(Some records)
□ □ □
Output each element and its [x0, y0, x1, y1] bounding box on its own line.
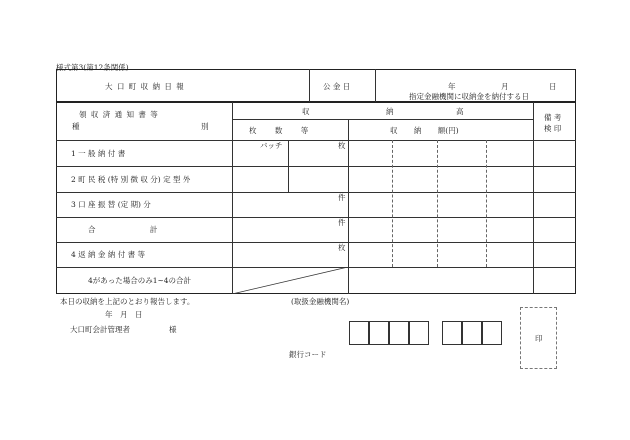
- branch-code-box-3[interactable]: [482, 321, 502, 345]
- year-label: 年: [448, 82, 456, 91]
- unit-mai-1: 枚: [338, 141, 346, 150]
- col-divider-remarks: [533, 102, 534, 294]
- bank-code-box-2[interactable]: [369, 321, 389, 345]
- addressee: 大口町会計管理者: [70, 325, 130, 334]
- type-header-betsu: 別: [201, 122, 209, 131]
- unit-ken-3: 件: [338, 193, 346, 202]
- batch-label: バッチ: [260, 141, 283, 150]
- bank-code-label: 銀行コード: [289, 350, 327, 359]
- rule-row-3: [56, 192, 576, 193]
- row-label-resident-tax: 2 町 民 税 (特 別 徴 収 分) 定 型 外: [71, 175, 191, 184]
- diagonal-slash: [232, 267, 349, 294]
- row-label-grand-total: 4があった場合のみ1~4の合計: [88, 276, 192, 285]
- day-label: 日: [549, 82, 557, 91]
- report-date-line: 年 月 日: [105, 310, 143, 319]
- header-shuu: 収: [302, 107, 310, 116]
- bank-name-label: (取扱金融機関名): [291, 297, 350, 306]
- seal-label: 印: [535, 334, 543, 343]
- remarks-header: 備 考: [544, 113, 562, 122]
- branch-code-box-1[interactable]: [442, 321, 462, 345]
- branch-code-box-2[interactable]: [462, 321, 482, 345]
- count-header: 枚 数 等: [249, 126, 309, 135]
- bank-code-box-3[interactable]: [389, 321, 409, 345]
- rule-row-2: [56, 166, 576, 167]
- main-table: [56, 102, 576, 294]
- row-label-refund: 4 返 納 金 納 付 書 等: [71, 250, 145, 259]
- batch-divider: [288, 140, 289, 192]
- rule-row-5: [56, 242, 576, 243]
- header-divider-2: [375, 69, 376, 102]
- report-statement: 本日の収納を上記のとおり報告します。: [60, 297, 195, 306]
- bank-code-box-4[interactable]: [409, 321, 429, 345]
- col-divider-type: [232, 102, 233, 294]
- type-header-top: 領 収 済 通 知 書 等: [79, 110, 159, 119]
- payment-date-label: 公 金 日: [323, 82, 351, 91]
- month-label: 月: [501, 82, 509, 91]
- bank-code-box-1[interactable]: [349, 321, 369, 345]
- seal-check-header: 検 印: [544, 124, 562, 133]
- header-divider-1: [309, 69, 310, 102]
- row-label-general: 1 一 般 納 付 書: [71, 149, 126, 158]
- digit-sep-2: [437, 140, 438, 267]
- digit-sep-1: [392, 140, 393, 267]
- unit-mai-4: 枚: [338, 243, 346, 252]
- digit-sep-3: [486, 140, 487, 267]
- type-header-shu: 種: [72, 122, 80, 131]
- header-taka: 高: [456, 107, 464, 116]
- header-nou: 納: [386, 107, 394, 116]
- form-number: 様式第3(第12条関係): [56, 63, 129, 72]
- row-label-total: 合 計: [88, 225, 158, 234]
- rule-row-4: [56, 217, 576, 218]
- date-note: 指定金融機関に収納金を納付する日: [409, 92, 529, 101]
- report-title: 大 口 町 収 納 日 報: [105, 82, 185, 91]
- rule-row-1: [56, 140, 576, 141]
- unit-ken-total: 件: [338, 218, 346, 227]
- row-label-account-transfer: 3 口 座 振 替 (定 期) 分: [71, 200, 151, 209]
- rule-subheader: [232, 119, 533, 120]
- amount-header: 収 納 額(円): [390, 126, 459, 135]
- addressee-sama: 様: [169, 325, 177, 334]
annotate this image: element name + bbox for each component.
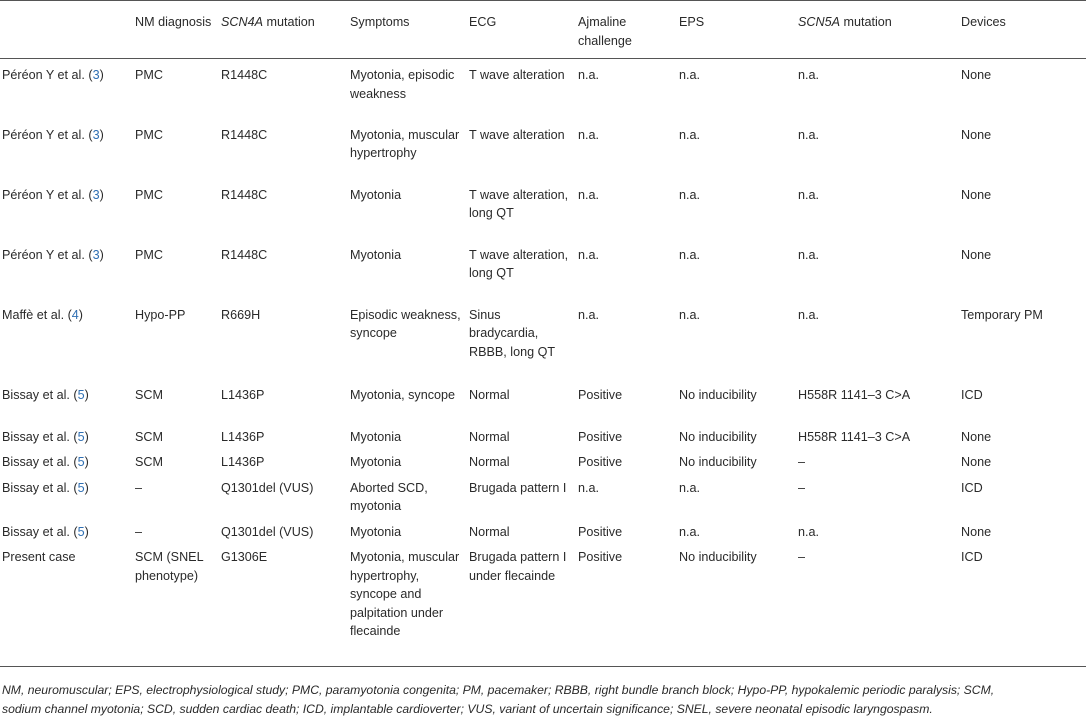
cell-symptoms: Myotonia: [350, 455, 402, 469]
□ □ □
**REQUIREMENTS**
Rewrite the data above, swapping each "element" for "item" and keeping everything else the same. Leave the pictures out.

**TASK SOLUTION**
Output each item and its [x0, y0, x1, y1] bounding box on its own line.
- branch-code-box-3[interactable]: [482, 321, 502, 345]
- year-label: 年: [448, 82, 456, 91]
- unit-mai-1: 枚: [338, 141, 346, 150]
- col-divider-remarks: [533, 102, 534, 294]
- bank-code-box-2[interactable]: [369, 321, 389, 345]
- addressee: 大口町会計管理者: [70, 325, 130, 334]
- type-header-betsu: 別: [201, 122, 209, 131]
- unit-ken-3: 件: [338, 193, 346, 202]
- batch-label: バッチ: [260, 141, 283, 150]
- bank-code-label: 銀行コード: [289, 350, 327, 359]
- rule-row-3: [56, 192, 576, 193]
- row-label-resident-tax: 2 町 民 税 (特 別 徴 収 分) 定 型 外: [71, 175, 191, 184]
- diagonal-slash: [232, 267, 349, 294]
- row-label-grand-total: 4があった場合のみ1~4の合計: [88, 276, 192, 285]
- day-label: 日: [549, 82, 557, 91]
- report-date-line: 年 月 日: [105, 310, 143, 319]
- header-shuu: 収: [302, 107, 310, 116]
- bank-name-label: (取扱金融機関名): [291, 297, 350, 306]
- seal-label: 印: [535, 334, 543, 343]
- remarks-header: 備 考: [544, 113, 562, 122]
- branch-code-box-1[interactable]: [442, 321, 462, 345]
- branch-code-box-2[interactable]: [462, 321, 482, 345]
- count-header: 枚 数 等: [249, 126, 309, 135]
- bank-code-box-3[interactable]: [389, 321, 409, 345]
- rule-row-2: [56, 166, 576, 167]
- main-table: [56, 102, 576, 294]
- row-label-refund: 4 返 納 金 納 付 書 等: [71, 250, 145, 259]
- batch-divider: [288, 140, 289, 192]
- rule-row-5: [56, 242, 576, 243]
- header-divider-2: [375, 69, 376, 102]
- report-statement: 本日の収納を上記のとおり報告します。: [60, 297, 195, 306]
- bank-code-box-4[interactable]: [409, 321, 429, 345]
- col-divider-type: [232, 102, 233, 294]
- type-header-top: 領 収 済 通 知 書 等: [79, 110, 159, 119]
- payment-date-label: 公 金 日: [323, 82, 351, 91]
- month-label: 月: [501, 82, 509, 91]
- bank-code-box-1[interactable]: [349, 321, 369, 345]
- seal-check-header: 検 印: [544, 124, 562, 133]
- header-divider-1: [309, 69, 310, 102]
- row-label-general: 1 一 般 納 付 書: [71, 149, 126, 158]
- digit-sep-2: [437, 140, 438, 267]
- digit-sep-1: [392, 140, 393, 267]
- unit-mai-4: 枚: [338, 243, 346, 252]
- digit-sep-3: [486, 140, 487, 267]
- type-header-shu: 種: [72, 122, 80, 131]
- header-taka: 高: [456, 107, 464, 116]
- header-nou: 納: [386, 107, 394, 116]
- form-number: 様式第3(第12条関係): [56, 63, 129, 72]
- row-label-total: 合 計: [88, 225, 158, 234]
- rule-row-4: [56, 217, 576, 218]
- date-note: 指定金融機関に収納金を納付する日: [409, 92, 529, 101]
- report-title: 大 口 町 収 納 日 報: [105, 82, 185, 91]
- rule-row-1: [56, 140, 576, 141]
- unit-ken-total: 件: [338, 218, 346, 227]
- row-label-account-transfer: 3 口 座 振 替 (定 期) 分: [71, 200, 151, 209]
- rule-subheader: [232, 119, 533, 120]
- amount-header: 収 納 額(円): [390, 126, 459, 135]
- addressee-sama: 様: [169, 325, 177, 334]
annotate this image: item name + bbox for each component.
cell-symptoms: Myotonia: [350, 455, 402, 469]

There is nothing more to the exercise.